# REQUIRED TASK:
Locate and copy all lines bearing the word "right".

[Dataset listings of figures]
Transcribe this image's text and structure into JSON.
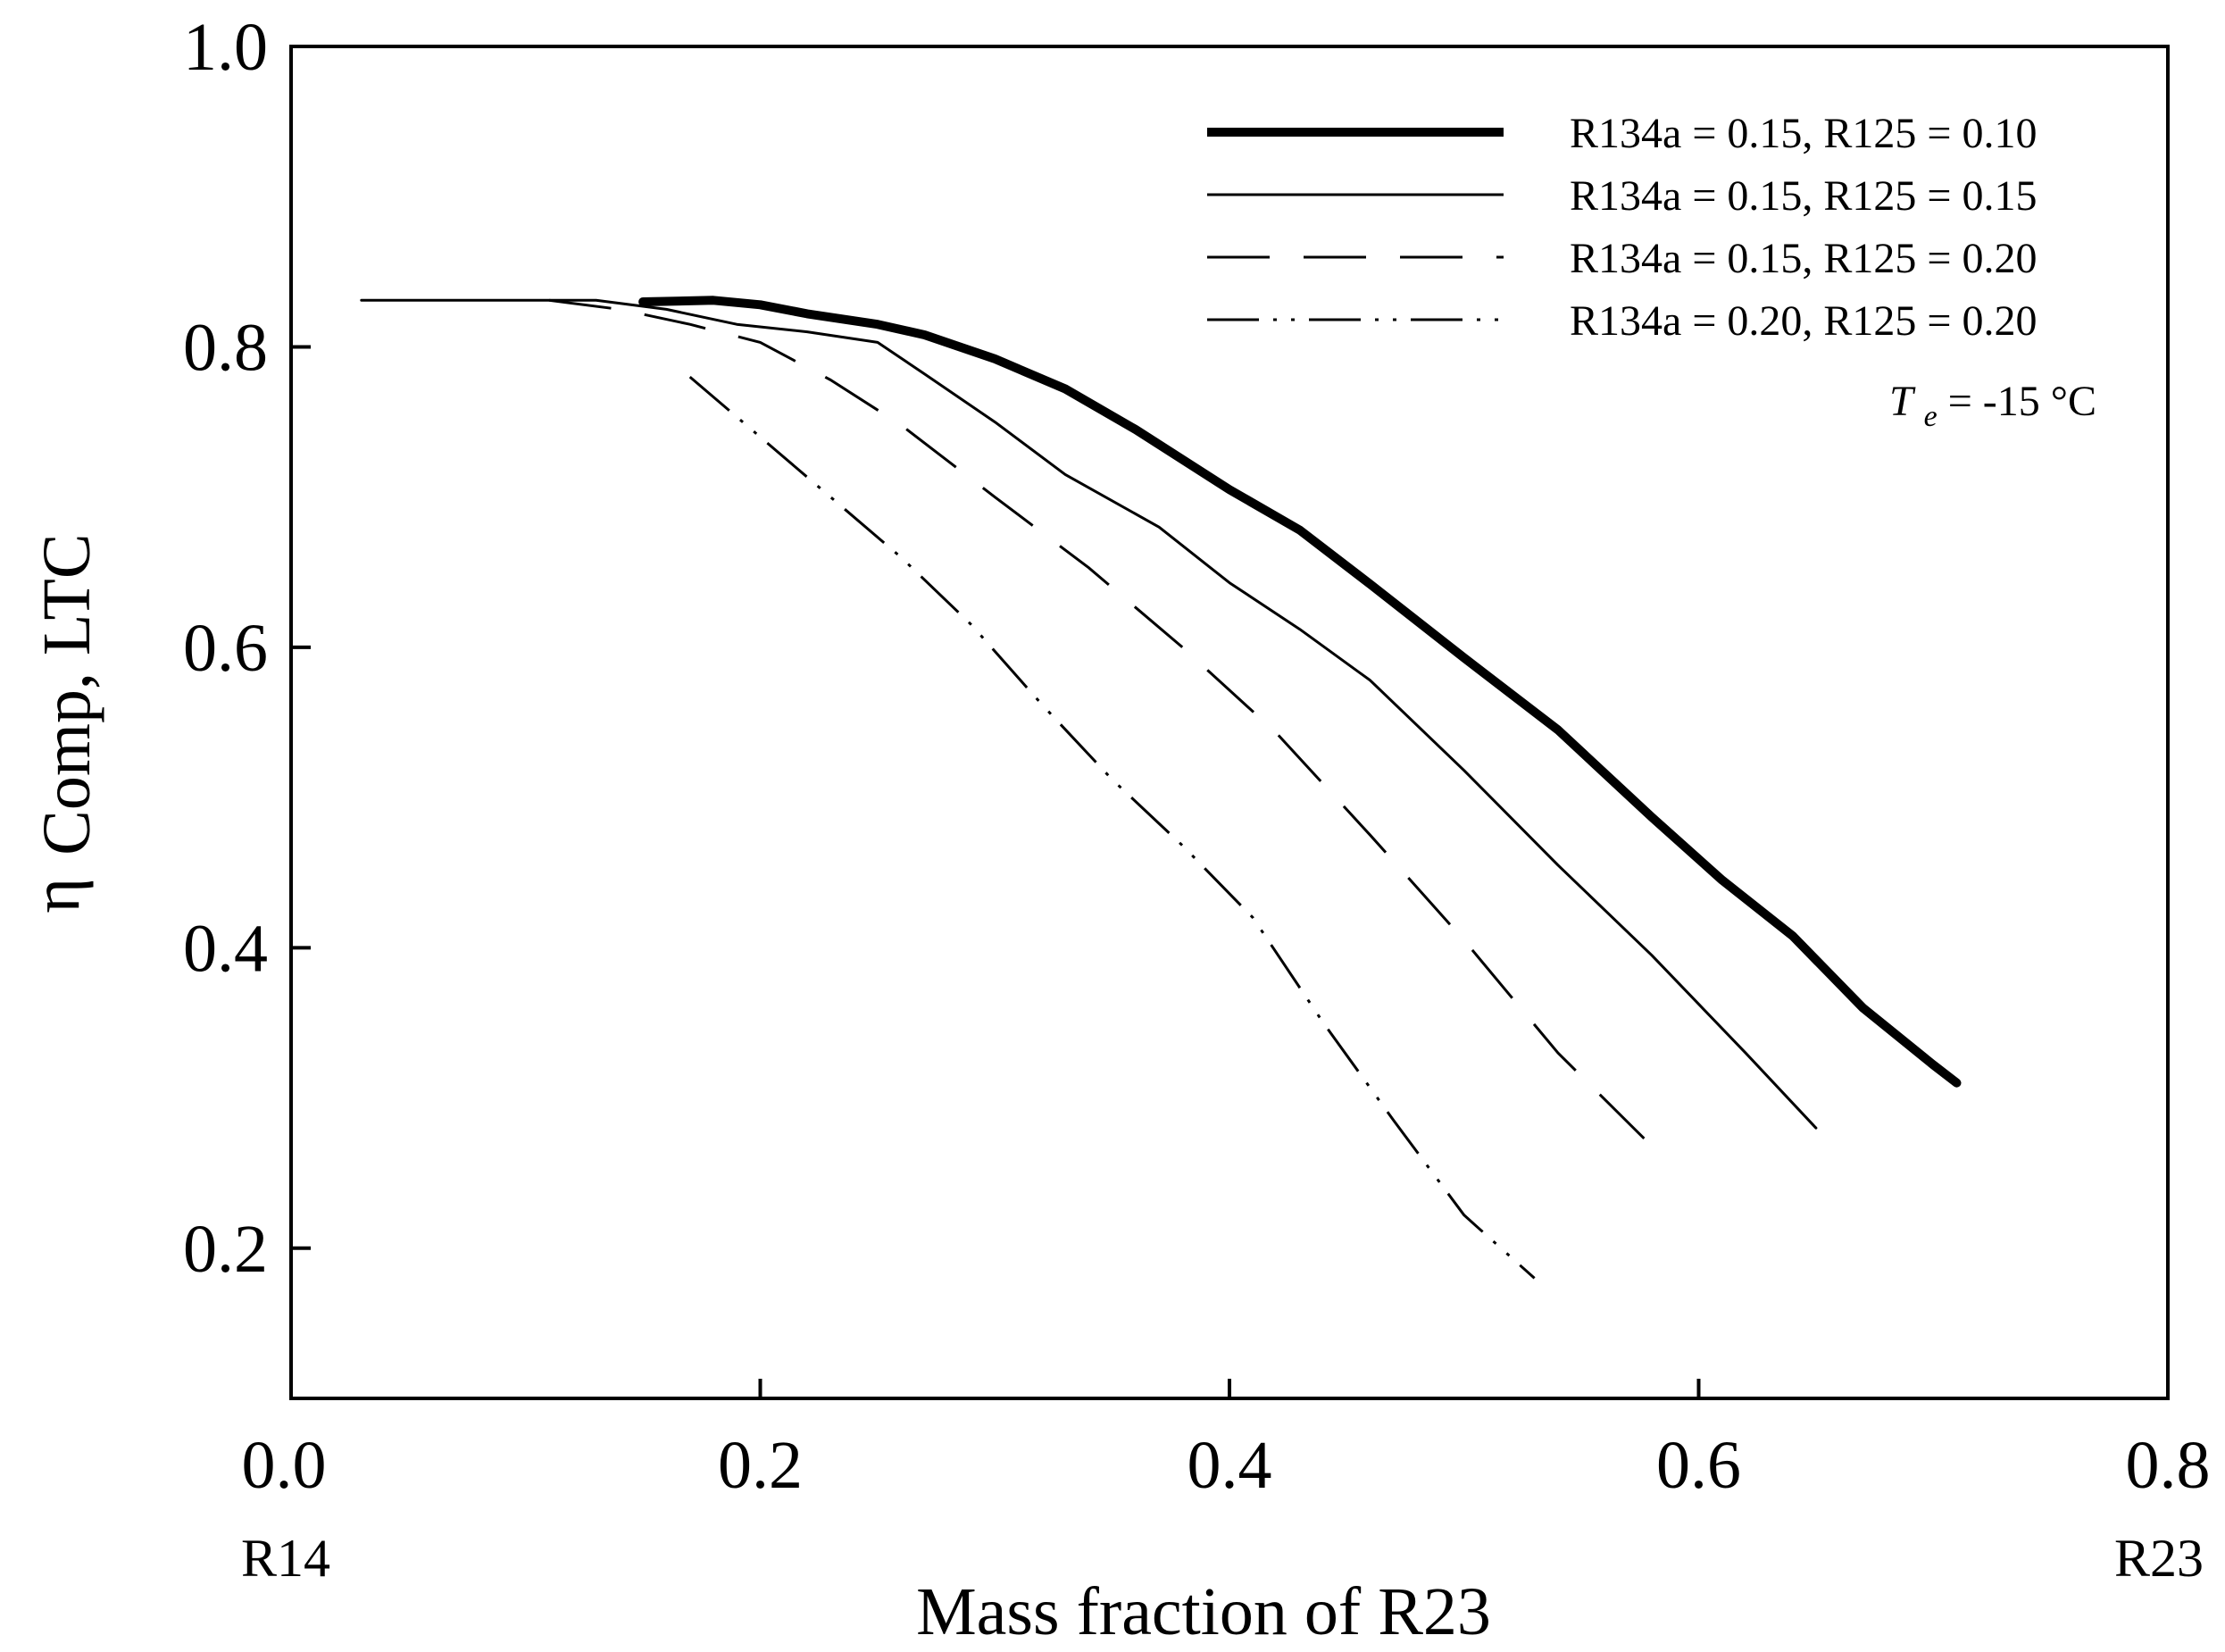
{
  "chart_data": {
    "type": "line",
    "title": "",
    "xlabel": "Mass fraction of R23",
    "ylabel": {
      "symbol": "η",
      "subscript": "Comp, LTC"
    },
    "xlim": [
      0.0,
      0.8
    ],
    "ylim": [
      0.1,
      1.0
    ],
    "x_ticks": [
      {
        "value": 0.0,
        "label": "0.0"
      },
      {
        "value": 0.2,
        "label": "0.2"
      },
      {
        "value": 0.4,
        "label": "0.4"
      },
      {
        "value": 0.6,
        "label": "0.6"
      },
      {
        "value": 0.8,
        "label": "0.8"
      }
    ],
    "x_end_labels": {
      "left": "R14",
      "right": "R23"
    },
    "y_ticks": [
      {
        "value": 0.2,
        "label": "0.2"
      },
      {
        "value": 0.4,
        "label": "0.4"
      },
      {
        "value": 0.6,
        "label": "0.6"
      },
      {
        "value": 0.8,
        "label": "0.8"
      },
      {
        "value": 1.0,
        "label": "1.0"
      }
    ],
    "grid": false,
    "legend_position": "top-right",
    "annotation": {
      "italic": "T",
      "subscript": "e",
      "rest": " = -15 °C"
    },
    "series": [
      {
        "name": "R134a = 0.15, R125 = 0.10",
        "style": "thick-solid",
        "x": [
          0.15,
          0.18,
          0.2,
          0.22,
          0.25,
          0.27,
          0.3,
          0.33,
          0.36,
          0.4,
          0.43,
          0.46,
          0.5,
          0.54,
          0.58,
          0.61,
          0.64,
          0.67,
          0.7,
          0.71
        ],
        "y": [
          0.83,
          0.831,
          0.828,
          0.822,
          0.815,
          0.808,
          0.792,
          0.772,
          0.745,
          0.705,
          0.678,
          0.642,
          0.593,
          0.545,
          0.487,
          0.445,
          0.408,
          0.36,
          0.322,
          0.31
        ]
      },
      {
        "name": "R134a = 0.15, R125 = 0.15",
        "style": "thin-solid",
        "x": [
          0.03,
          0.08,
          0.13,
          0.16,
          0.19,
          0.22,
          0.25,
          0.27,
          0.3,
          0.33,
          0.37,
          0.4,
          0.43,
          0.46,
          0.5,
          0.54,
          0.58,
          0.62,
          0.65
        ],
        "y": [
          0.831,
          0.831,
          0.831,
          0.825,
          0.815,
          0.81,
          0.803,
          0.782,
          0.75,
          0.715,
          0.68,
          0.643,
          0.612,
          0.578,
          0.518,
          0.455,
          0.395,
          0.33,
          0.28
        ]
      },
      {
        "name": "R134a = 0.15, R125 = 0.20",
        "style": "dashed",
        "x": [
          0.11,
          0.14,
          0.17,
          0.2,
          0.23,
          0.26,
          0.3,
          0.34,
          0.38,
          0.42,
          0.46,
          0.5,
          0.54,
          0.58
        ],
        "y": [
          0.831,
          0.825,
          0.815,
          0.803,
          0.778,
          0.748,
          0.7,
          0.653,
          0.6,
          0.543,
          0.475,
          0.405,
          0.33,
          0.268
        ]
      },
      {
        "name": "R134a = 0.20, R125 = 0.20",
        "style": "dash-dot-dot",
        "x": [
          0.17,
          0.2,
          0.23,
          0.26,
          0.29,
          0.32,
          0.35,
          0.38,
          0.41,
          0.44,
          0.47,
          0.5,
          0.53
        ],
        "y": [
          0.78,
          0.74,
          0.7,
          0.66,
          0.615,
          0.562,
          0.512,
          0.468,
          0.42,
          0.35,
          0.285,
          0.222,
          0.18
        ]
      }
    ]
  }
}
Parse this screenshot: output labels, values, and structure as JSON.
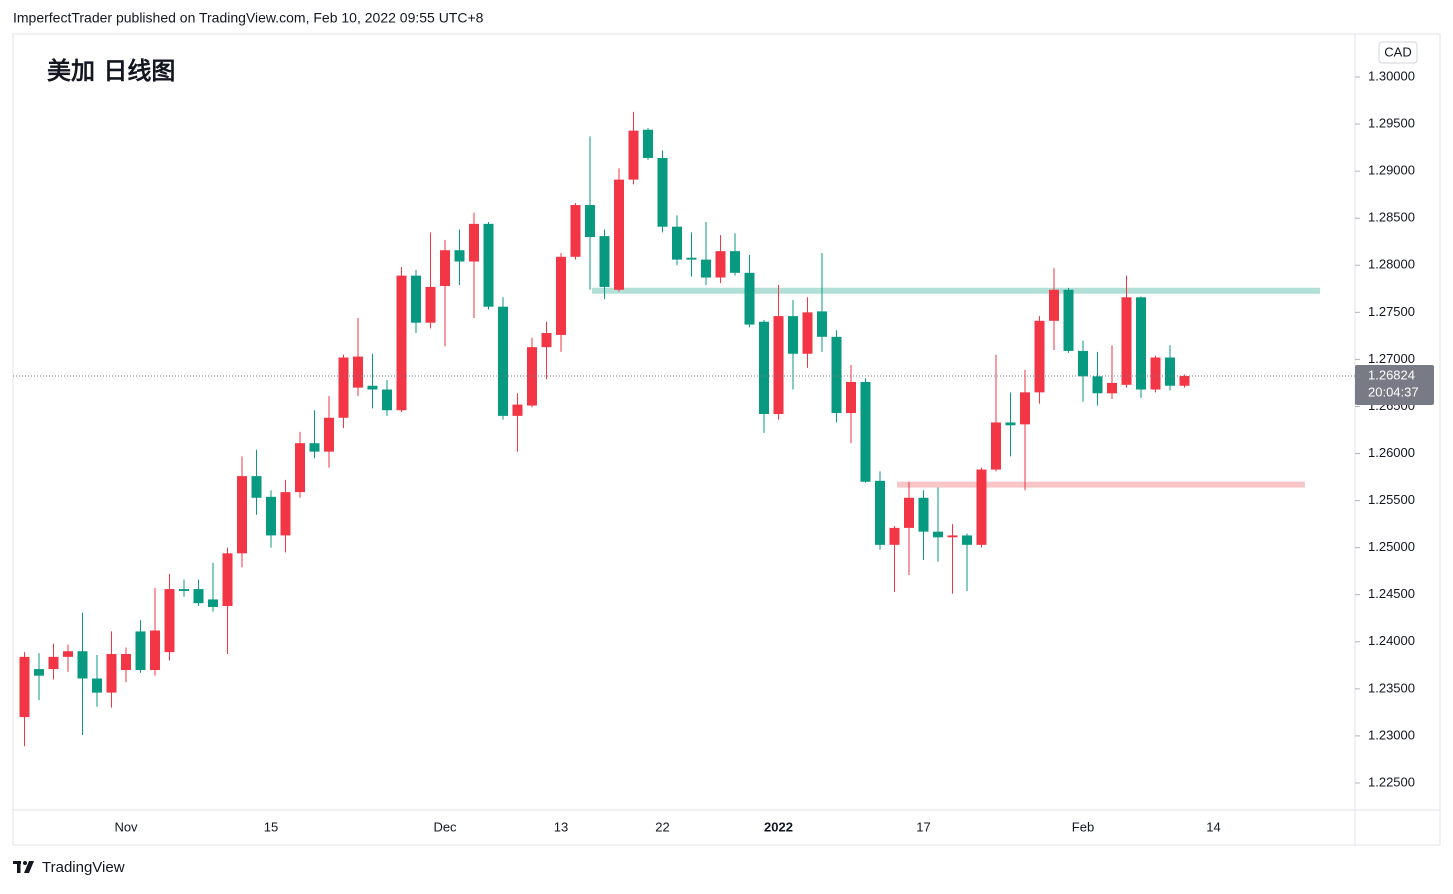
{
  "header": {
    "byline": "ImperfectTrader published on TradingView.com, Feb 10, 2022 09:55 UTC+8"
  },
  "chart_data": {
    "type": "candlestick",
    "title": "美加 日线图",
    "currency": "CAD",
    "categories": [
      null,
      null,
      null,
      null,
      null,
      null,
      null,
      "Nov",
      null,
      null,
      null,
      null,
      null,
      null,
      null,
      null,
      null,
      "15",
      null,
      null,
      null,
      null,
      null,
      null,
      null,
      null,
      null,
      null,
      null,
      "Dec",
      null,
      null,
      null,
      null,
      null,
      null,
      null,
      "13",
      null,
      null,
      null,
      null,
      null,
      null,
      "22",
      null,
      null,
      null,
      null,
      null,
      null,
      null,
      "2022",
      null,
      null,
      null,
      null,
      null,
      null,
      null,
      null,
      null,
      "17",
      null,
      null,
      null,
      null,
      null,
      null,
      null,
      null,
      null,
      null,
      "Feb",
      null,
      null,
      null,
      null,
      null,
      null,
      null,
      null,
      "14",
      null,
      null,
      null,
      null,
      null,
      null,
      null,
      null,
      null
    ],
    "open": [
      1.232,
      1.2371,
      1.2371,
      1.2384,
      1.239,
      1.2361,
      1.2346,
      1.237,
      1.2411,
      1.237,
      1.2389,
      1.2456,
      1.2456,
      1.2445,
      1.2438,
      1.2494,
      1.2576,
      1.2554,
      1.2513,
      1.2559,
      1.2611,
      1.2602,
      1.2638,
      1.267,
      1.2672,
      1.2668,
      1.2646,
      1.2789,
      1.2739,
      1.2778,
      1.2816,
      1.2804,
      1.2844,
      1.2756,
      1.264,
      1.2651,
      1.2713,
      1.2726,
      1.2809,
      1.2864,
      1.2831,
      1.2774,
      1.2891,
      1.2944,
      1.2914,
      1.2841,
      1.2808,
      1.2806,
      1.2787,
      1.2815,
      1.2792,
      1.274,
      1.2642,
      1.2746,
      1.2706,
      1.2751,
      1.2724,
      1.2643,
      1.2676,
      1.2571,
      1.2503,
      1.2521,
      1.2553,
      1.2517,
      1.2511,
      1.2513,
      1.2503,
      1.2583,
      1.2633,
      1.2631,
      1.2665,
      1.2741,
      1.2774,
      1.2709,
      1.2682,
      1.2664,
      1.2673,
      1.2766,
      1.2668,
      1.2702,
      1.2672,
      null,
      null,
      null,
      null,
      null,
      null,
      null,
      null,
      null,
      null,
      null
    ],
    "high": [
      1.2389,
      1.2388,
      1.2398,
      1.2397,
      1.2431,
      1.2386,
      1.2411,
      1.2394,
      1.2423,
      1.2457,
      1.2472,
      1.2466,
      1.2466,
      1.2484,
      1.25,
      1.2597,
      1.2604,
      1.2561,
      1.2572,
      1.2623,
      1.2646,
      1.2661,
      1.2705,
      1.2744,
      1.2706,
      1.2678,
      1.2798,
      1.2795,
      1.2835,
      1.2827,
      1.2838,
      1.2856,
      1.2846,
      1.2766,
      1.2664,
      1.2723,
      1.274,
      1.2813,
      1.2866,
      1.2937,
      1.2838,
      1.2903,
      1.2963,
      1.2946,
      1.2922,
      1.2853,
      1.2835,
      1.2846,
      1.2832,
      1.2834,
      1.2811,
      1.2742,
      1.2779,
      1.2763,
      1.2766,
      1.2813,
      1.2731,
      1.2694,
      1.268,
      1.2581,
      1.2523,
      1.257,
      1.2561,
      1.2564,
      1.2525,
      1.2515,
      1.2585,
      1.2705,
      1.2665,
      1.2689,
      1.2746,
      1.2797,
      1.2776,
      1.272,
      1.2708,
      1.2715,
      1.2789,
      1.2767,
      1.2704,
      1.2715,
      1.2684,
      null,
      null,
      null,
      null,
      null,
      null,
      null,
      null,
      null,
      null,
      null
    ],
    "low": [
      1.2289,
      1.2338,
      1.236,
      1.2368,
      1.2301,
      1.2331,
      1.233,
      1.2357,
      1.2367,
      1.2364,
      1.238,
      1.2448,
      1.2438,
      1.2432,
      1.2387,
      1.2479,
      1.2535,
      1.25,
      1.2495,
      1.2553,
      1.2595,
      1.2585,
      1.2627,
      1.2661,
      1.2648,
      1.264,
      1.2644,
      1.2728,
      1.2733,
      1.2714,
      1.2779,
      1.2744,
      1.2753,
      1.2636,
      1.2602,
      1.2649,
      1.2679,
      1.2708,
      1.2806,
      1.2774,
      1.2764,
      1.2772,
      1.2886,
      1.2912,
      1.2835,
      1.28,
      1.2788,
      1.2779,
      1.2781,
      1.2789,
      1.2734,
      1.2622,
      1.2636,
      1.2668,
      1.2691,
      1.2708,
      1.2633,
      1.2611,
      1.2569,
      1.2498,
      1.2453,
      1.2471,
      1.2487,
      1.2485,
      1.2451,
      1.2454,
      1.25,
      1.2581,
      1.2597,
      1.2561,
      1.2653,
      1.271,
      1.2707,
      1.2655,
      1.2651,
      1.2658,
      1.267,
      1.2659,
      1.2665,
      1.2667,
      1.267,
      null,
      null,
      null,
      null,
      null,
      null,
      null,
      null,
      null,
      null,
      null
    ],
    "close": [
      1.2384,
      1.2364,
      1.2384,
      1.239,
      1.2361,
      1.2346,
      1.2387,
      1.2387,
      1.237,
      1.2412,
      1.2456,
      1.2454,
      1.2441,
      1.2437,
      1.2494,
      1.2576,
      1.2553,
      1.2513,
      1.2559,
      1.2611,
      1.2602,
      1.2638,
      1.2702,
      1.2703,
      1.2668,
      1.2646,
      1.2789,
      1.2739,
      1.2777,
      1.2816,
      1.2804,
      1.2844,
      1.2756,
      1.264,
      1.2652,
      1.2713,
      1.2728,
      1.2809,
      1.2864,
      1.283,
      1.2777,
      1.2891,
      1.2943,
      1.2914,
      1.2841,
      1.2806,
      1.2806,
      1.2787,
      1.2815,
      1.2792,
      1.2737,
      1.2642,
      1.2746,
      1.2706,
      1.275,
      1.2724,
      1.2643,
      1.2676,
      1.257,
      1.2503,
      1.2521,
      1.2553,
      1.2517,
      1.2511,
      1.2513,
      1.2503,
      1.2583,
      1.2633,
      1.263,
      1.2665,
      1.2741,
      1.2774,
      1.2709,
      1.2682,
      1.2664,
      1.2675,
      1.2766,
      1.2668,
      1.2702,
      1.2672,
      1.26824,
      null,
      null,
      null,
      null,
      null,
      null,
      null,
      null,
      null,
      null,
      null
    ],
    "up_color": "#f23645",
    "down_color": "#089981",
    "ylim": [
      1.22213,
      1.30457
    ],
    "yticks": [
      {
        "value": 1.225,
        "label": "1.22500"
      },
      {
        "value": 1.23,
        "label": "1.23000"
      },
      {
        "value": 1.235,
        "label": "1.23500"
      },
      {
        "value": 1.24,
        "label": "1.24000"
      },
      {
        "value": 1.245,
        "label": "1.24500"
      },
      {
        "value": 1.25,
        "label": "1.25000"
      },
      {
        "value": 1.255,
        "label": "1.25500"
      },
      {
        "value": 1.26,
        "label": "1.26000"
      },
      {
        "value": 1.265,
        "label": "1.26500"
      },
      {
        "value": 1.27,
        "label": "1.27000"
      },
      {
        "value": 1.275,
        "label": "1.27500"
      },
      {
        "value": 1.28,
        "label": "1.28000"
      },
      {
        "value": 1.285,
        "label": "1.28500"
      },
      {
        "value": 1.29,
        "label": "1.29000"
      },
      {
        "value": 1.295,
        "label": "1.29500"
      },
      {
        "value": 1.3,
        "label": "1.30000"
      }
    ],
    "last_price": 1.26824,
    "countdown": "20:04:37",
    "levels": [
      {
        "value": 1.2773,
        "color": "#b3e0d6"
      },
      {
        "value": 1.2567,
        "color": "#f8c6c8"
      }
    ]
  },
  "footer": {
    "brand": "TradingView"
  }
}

# REPLY TO THE TASK:
      "right": "R23"
    "legend_position": "top-right",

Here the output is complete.